**The task**
Repeat what the lines below say, word for word, and skip every image.

**Provided information**
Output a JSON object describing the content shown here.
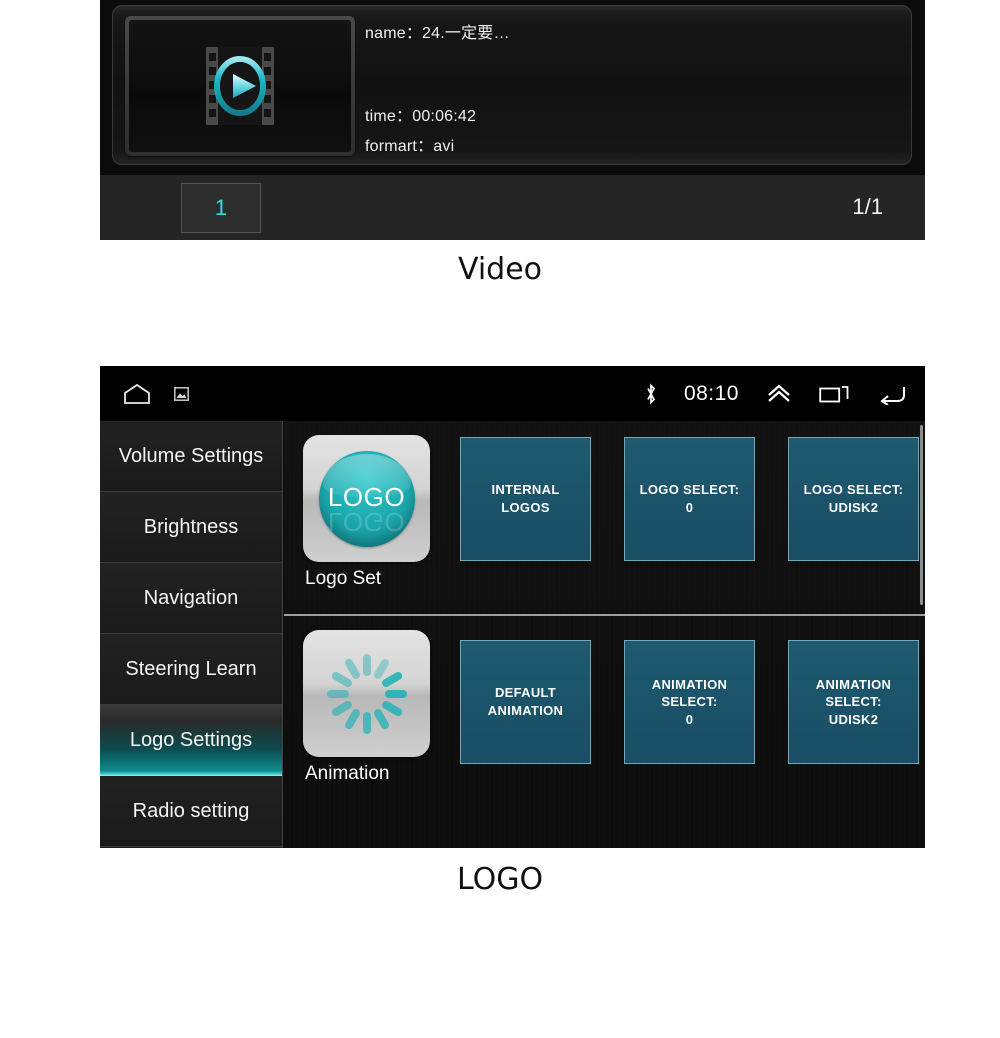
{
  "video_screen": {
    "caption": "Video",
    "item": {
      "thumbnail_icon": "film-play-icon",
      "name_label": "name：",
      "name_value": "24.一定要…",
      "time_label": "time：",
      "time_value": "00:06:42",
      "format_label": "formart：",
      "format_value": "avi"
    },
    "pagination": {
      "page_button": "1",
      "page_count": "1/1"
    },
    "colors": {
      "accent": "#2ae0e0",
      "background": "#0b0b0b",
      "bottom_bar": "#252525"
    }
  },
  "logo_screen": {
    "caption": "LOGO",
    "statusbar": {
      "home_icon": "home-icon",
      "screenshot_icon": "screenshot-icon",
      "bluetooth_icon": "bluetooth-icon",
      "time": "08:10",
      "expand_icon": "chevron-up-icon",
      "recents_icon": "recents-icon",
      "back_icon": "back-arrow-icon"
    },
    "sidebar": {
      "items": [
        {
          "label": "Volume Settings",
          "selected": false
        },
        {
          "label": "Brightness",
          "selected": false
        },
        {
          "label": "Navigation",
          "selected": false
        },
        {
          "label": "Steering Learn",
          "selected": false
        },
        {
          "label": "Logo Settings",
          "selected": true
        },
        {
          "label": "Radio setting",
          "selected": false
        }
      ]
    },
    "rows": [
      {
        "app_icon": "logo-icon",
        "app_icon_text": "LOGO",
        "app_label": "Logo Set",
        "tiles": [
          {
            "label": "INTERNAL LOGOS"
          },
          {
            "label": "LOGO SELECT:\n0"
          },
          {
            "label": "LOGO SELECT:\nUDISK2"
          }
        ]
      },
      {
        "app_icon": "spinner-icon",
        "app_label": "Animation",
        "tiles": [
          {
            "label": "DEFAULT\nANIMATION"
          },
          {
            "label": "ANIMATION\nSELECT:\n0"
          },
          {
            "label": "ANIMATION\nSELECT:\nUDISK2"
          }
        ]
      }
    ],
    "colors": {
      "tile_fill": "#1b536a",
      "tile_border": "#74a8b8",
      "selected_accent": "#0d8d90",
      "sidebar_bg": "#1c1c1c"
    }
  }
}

**Task result**
Output a JSON object describing the content shown here.
{
  "video_screen": {
    "caption": "Video",
    "item": {
      "thumbnail_icon": "film-play-icon",
      "name_label": "name：",
      "name_value": "24.一定要…",
      "time_label": "time：",
      "time_value": "00:06:42",
      "format_label": "formart：",
      "format_value": "avi"
    },
    "pagination": {
      "page_button": "1",
      "page_count": "1/1"
    },
    "colors": {
      "accent": "#2ae0e0",
      "background": "#0b0b0b",
      "bottom_bar": "#252525"
    }
  },
  "logo_screen": {
    "caption": "LOGO",
    "statusbar": {
      "home_icon": "home-icon",
      "screenshot_icon": "screenshot-icon",
      "bluetooth_icon": "bluetooth-icon",
      "time": "08:10",
      "expand_icon": "chevron-up-icon",
      "recents_icon": "recents-icon",
      "back_icon": "back-arrow-icon"
    },
    "sidebar": {
      "items": [
        {
          "label": "Volume Settings",
          "selected": false
        },
        {
          "label": "Brightness",
          "selected": false
        },
        {
          "label": "Navigation",
          "selected": false
        },
        {
          "label": "Steering Learn",
          "selected": false
        },
        {
          "label": "Logo Settings",
          "selected": true
        },
        {
          "label": "Radio setting",
          "selected": false
        }
      ]
    },
    "rows": [
      {
        "app_icon": "logo-icon",
        "app_icon_text": "LOGO",
        "app_label": "Logo Set",
        "tiles": [
          {
            "label": "INTERNAL LOGOS"
          },
          {
            "label": "LOGO SELECT:\n0"
          },
          {
            "label": "LOGO SELECT:\nUDISK2"
          }
        ]
      },
      {
        "app_icon": "spinner-icon",
        "app_label": "Animation",
        "tiles": [
          {
            "label": "DEFAULT\nANIMATION"
          },
          {
            "label": "ANIMATION\nSELECT:\n0"
          },
          {
            "label": "ANIMATION\nSELECT:\nUDISK2"
          }
        ]
      }
    ],
    "colors": {
      "tile_fill": "#1b536a",
      "tile_border": "#74a8b8",
      "selected_accent": "#0d8d90",
      "sidebar_bg": "#1c1c1c"
    }
  }
}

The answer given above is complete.